══ DATASET ROWS ══

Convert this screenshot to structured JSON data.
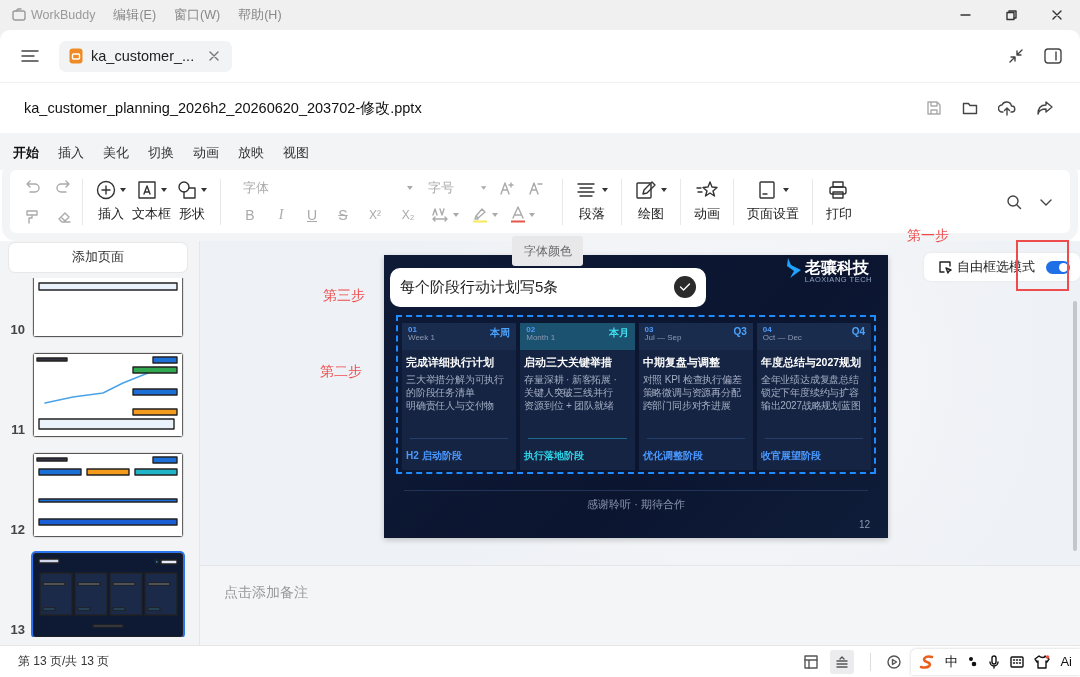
{
  "app": {
    "name": "WorkBuddy",
    "menus": [
      "编辑(E)",
      "窗口(W)",
      "帮助(H)"
    ]
  },
  "doc_tab": {
    "label": "ka_customer_..."
  },
  "file_title": "ka_customer_planning_2026h2_20260620_203702-修改.pptx",
  "ribbon_tabs": [
    {
      "label": "开始",
      "selected": true
    },
    {
      "label": "插入",
      "selected": false
    },
    {
      "label": "美化",
      "selected": false
    },
    {
      "label": "切换",
      "selected": false
    },
    {
      "label": "动画",
      "selected": false
    },
    {
      "label": "放映",
      "selected": false
    },
    {
      "label": "视图",
      "selected": false
    }
  ],
  "toolbar": {
    "insert_buttons": [
      "插入",
      "文本框",
      "形状"
    ],
    "font_field": {
      "placeholder": "字体"
    },
    "size_field": {
      "placeholder": "字号"
    },
    "format_glyphs": [
      "B",
      "I",
      "U",
      "S",
      "X²",
      "X₂"
    ],
    "right_buttons": [
      "段落",
      "绘图",
      "动画",
      "页面设置",
      "打印"
    ]
  },
  "tooltip": "字体颜色",
  "add_page_button": "添加页面",
  "thumbnails": [
    {
      "number": "10",
      "kind": "light",
      "selected": false
    },
    {
      "number": "11",
      "kind": "light",
      "selected": false
    },
    {
      "number": "12",
      "kind": "light",
      "selected": false
    },
    {
      "number": "13",
      "kind": "dark",
      "selected": true
    }
  ],
  "slide": {
    "logo": {
      "name": "老骧科技",
      "subtitle": "LAOXIANG TECH"
    },
    "cards": [
      {
        "index": "01",
        "period": "Week 1",
        "tag": "本周",
        "title": "完成详细执行计划",
        "lines": [
          "三大举措分解为可执行",
          "的阶段任务清单",
          "明确责任人与交付物"
        ],
        "stage": "H2 启动阶段",
        "highlighted": false
      },
      {
        "index": "02",
        "period": "Month 1",
        "tag": "本月",
        "title": "启动三大关键举措",
        "lines": [
          "存量深耕 · 新客拓展 ·",
          "关键人突破三线并行",
          "资源到位 + 团队就绪"
        ],
        "stage": "执行落地阶段",
        "highlighted": true
      },
      {
        "index": "03",
        "period": "Jul — Sep",
        "tag": "Q3",
        "title": "中期复盘与调整",
        "lines": [
          "对照 KPI 检查执行偏差",
          "策略微调与资源再分配",
          "跨部门同步对齐进展"
        ],
        "stage": "优化调整阶段",
        "highlighted": false
      },
      {
        "index": "04",
        "period": "Oct — Dec",
        "tag": "Q4",
        "title": "年度总结与2027规划",
        "lines": [
          "全年业绩达成复盘总结",
          "锁定下年度续约与扩容",
          "输出2027战略规划蓝图"
        ],
        "stage": "收官展望阶段",
        "highlighted": false
      }
    ],
    "footer": "感谢聆听 · 期待合作",
    "page_number": "12"
  },
  "prompt_box": {
    "value": "每个阶段行动计划写5条"
  },
  "mode_toggle": {
    "label": "自由框选模式",
    "on": true
  },
  "annotations": [
    {
      "text": "第一步"
    },
    {
      "text": "第二步"
    },
    {
      "text": "第三步"
    }
  ],
  "notes": {
    "placeholder": "点击添加备注"
  },
  "status_bar": {
    "page_info": "第 13 页/共 13 页"
  },
  "ime_bar": {
    "items": [
      "中",
      "Ai"
    ]
  }
}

═══

EXERCISE PROMPT:
Each line of the data is to be duplicated exactly; pictures stay out of the copy.

WRITTEN RESPONSE:
Convert this screenshot to structured JSON data.
{
  "app": {
    "name": "WorkBuddy",
    "menus": [
      "编辑(E)",
      "窗口(W)",
      "帮助(H)"
    ]
  },
  "doc_tab": {
    "label": "ka_customer_..."
  },
  "file_title": "ka_customer_planning_2026h2_20260620_203702-修改.pptx",
  "ribbon_tabs": [
    {
      "label": "开始",
      "selected": true
    },
    {
      "label": "插入",
      "selected": false
    },
    {
      "label": "美化",
      "selected": false
    },
    {
      "label": "切换",
      "selected": false
    },
    {
      "label": "动画",
      "selected": false
    },
    {
      "label": "放映",
      "selected": false
    },
    {
      "label": "视图",
      "selected": false
    }
  ],
  "toolbar": {
    "insert_buttons": [
      "插入",
      "文本框",
      "形状"
    ],
    "font_field": {
      "placeholder": "字体"
    },
    "size_field": {
      "placeholder": "字号"
    },
    "format_glyphs": [
      "B",
      "I",
      "U",
      "S",
      "X²",
      "X₂"
    ],
    "right_buttons": [
      "段落",
      "绘图",
      "动画",
      "页面设置",
      "打印"
    ]
  },
  "tooltip": "字体颜色",
  "add_page_button": "添加页面",
  "thumbnails": [
    {
      "number": "10",
      "kind": "light",
      "selected": false
    },
    {
      "number": "11",
      "kind": "light",
      "selected": false
    },
    {
      "number": "12",
      "kind": "light",
      "selected": false
    },
    {
      "number": "13",
      "kind": "dark",
      "selected": true
    }
  ],
  "slide": {
    "logo": {
      "name": "老骧科技",
      "subtitle": "LAOXIANG TECH"
    },
    "cards": [
      {
        "index": "01",
        "period": "Week 1",
        "tag": "本周",
        "title": "完成详细执行计划",
        "lines": [
          "三大举措分解为可执行",
          "的阶段任务清单",
          "明确责任人与交付物"
        ],
        "stage": "H2 启动阶段",
        "highlighted": false
      },
      {
        "index": "02",
        "period": "Month 1",
        "tag": "本月",
        "title": "启动三大关键举措",
        "lines": [
          "存量深耕 · 新客拓展 ·",
          "关键人突破三线并行",
          "资源到位 + 团队就绪"
        ],
        "stage": "执行落地阶段",
        "highlighted": true
      },
      {
        "index": "03",
        "period": "Jul — Sep",
        "tag": "Q3",
        "title": "中期复盘与调整",
        "lines": [
          "对照 KPI 检查执行偏差",
          "策略微调与资源再分配",
          "跨部门同步对齐进展"
        ],
        "stage": "优化调整阶段",
        "highlighted": false
      },
      {
        "index": "04",
        "period": "Oct — Dec",
        "tag": "Q4",
        "title": "年度总结与2027规划",
        "lines": [
          "全年业绩达成复盘总结",
          "锁定下年度续约与扩容",
          "输出2027战略规划蓝图"
        ],
        "stage": "收官展望阶段",
        "highlighted": false
      }
    ],
    "footer": "感谢聆听 · 期待合作",
    "page_number": "12"
  },
  "prompt_box": {
    "value": "每个阶段行动计划写5条"
  },
  "mode_toggle": {
    "label": "自由框选模式",
    "on": true
  },
  "annotations": [
    {
      "text": "第一步"
    },
    {
      "text": "第二步"
    },
    {
      "text": "第三步"
    }
  ],
  "notes": {
    "placeholder": "点击添加备注"
  },
  "status_bar": {
    "page_info": "第 13 页/共 13 页"
  },
  "ime_bar": {
    "items": [
      "中",
      "Ai"
    ]
  }
}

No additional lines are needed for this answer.